# WRITTEN PROBLEM:
Check every line below for the string "STUDY", and copy the lines that contain it.

# GIVEN INFORMATION:
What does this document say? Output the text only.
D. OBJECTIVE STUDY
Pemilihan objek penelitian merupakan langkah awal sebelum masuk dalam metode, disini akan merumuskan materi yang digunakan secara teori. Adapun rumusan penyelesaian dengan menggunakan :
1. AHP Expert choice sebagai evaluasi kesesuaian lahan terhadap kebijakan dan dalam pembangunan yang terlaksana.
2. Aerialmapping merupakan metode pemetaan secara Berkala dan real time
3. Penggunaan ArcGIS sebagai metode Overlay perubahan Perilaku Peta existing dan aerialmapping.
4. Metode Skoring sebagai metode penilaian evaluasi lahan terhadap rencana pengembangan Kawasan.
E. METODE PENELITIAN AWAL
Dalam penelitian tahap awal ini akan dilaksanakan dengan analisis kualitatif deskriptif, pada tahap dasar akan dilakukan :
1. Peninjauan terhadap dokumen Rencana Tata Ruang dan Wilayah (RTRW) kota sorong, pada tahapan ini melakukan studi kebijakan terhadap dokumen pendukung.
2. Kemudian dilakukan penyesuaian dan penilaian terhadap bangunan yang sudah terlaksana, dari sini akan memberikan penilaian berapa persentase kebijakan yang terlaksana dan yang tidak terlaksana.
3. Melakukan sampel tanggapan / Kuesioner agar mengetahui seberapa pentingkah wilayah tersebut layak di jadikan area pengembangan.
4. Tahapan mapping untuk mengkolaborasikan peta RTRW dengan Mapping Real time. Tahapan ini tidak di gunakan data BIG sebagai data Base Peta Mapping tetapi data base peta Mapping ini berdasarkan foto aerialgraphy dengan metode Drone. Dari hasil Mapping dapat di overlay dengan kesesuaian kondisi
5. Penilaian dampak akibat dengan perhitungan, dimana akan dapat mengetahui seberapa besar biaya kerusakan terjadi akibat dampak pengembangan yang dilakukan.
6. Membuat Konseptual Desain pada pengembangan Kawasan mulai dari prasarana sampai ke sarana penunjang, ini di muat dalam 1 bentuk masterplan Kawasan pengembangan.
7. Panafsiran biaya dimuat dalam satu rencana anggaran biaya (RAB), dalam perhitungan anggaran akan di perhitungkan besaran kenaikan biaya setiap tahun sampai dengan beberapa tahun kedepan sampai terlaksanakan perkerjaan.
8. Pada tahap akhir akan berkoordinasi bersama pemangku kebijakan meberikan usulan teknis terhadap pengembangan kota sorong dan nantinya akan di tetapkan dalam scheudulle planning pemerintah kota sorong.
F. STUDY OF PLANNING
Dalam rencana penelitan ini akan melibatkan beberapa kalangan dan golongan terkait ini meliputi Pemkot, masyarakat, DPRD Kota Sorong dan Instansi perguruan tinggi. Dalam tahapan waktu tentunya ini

# RESPONSE:
D. OBJECTIVE STUDY
F. STUDY OF PLANNING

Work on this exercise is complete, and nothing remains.